Give the number of lines that hold the string "frac". Nothing else is needed.

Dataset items
"""

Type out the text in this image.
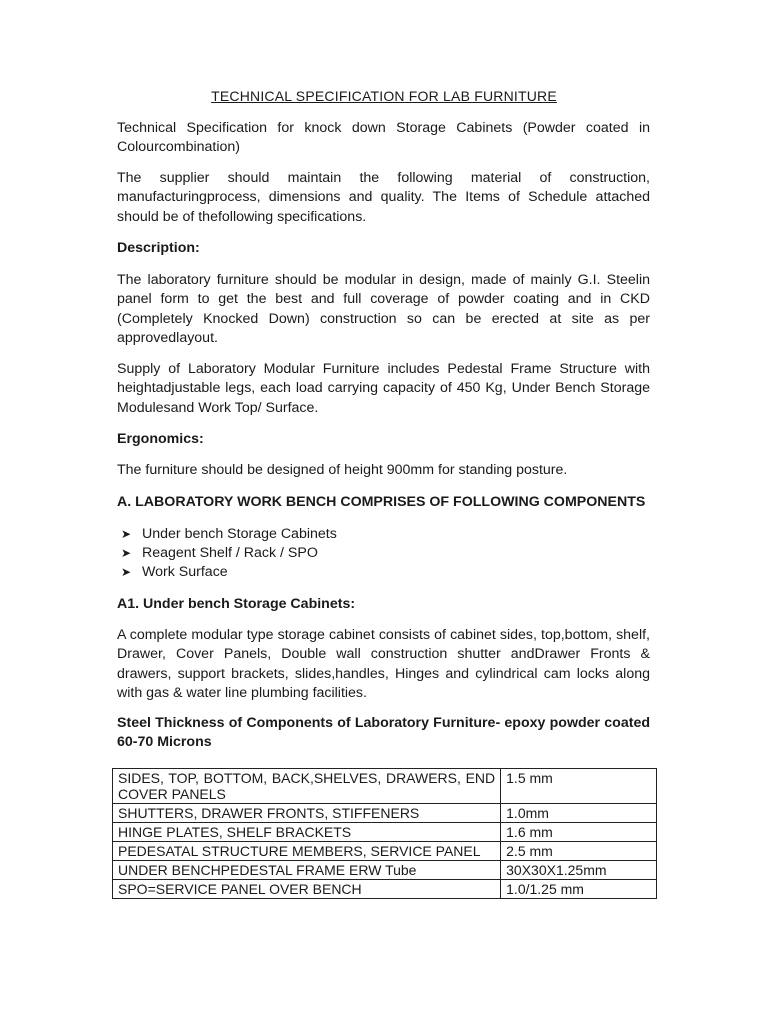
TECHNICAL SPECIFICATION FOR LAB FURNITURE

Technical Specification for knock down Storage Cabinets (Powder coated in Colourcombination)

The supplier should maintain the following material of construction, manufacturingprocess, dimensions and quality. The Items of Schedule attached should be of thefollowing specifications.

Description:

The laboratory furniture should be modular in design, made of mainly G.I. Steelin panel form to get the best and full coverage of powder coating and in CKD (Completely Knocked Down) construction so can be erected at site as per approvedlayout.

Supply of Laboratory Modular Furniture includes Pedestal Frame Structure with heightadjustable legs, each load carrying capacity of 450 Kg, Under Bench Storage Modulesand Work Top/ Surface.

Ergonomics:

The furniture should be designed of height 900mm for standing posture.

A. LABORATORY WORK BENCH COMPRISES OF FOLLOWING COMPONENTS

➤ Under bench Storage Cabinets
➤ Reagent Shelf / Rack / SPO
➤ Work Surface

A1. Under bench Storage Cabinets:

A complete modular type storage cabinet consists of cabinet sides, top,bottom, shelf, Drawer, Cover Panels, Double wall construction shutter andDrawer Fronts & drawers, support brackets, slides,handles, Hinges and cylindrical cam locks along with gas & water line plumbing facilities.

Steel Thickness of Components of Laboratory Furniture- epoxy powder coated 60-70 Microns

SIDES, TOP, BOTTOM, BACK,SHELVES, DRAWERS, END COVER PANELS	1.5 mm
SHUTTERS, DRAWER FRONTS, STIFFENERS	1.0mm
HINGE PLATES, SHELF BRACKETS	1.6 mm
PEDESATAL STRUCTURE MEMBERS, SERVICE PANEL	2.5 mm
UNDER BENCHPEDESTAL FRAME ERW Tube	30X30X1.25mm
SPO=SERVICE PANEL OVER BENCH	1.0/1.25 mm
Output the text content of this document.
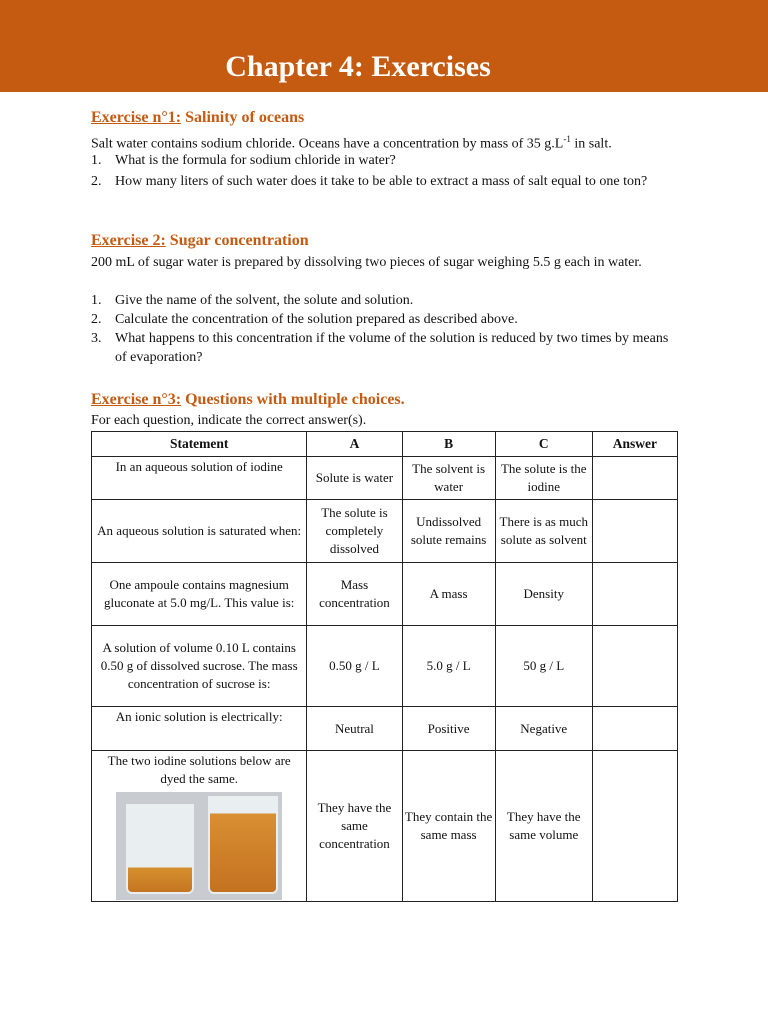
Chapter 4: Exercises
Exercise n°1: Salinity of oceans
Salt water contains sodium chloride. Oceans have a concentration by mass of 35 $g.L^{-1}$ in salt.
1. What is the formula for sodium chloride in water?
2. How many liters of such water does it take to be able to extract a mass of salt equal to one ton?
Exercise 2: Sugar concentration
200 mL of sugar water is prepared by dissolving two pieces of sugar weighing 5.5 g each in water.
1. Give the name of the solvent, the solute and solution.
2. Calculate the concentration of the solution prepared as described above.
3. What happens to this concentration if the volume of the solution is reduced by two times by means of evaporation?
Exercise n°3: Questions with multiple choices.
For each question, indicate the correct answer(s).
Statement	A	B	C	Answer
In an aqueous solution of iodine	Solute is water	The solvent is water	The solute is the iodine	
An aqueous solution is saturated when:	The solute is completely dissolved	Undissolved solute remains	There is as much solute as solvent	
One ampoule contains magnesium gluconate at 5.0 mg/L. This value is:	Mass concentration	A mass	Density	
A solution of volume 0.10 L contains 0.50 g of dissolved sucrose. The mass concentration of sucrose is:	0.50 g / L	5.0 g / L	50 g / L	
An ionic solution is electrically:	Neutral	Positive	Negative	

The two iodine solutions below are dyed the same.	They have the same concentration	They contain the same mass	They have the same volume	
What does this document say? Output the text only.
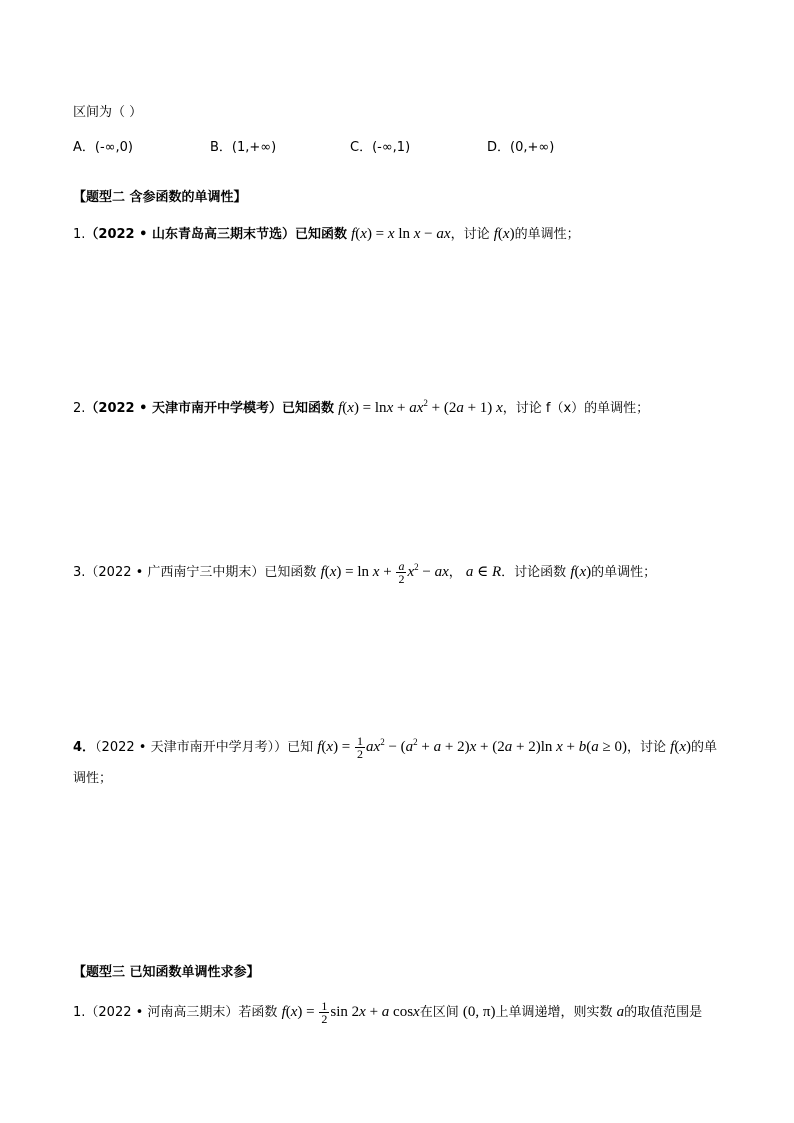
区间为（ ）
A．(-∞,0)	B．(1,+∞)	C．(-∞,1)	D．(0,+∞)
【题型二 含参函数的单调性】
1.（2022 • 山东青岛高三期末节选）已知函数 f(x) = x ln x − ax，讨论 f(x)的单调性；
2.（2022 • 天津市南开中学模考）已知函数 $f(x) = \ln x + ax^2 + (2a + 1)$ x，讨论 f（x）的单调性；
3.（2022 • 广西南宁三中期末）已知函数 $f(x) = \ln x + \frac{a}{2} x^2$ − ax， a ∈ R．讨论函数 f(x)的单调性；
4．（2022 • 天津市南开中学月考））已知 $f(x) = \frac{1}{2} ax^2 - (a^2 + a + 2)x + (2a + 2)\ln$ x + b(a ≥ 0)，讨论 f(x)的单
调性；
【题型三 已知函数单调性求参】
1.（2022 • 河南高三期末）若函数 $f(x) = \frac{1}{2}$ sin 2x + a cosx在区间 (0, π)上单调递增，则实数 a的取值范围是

"""
"""

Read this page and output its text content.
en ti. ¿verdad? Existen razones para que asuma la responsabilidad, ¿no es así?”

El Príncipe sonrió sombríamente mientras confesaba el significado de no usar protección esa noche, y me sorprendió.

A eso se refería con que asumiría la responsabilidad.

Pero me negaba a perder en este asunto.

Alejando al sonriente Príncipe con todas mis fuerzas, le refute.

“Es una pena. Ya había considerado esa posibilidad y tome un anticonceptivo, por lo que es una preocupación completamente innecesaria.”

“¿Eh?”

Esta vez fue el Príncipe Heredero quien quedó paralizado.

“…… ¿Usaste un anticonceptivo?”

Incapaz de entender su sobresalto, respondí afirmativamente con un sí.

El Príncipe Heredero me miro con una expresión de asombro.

"""
"""

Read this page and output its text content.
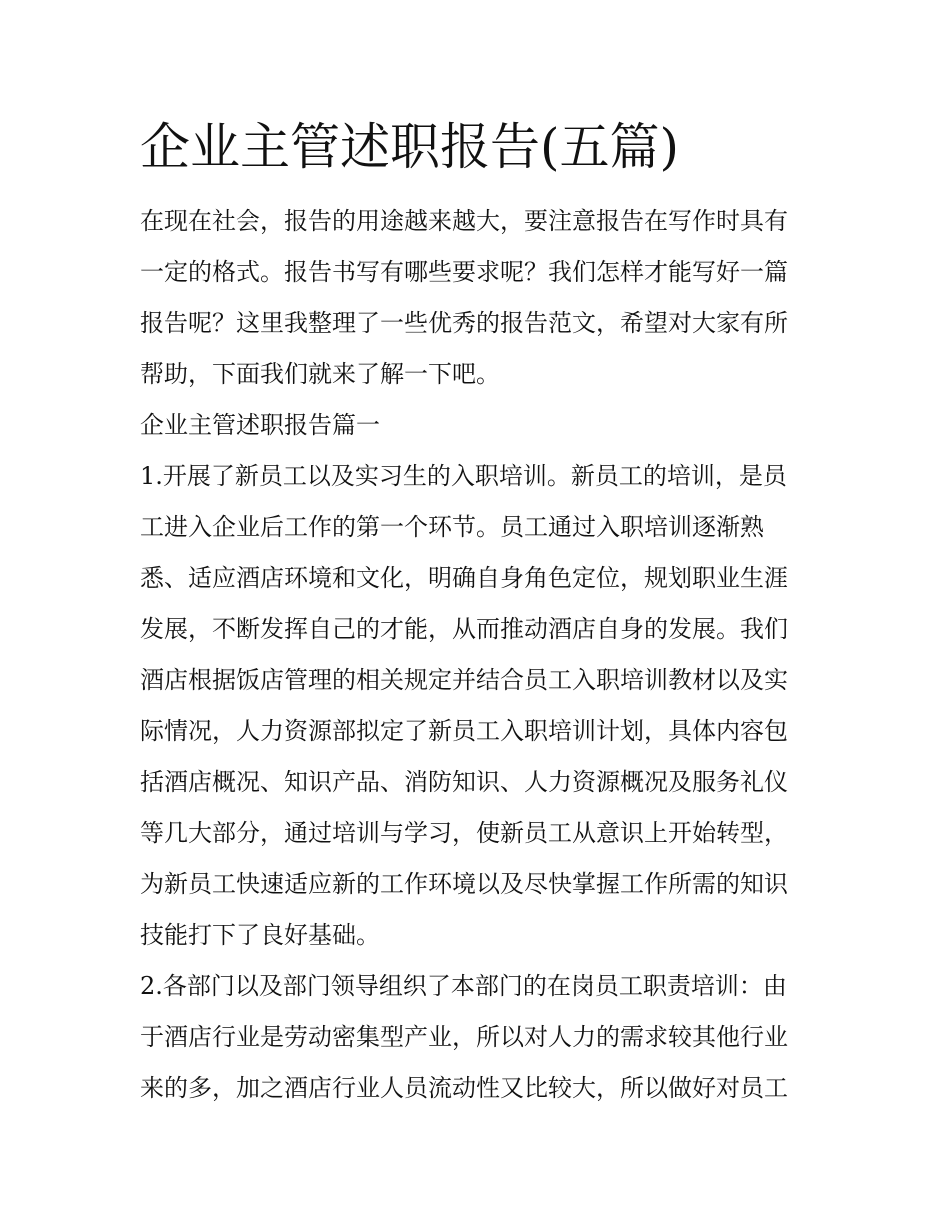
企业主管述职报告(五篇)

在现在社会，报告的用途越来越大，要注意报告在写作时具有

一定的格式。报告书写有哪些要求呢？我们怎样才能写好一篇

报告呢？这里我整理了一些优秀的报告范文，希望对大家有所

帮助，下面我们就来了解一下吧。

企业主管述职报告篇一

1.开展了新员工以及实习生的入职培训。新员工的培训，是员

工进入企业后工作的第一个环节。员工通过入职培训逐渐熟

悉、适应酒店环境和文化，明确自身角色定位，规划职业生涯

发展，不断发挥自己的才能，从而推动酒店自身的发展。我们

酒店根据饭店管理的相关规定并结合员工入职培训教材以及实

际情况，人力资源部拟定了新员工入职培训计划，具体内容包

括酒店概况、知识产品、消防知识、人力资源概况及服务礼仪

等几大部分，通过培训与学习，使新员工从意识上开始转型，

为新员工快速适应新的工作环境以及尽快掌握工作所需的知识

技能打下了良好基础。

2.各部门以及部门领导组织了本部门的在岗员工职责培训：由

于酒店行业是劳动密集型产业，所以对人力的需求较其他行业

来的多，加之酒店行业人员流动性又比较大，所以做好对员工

"""

• Full answer: 3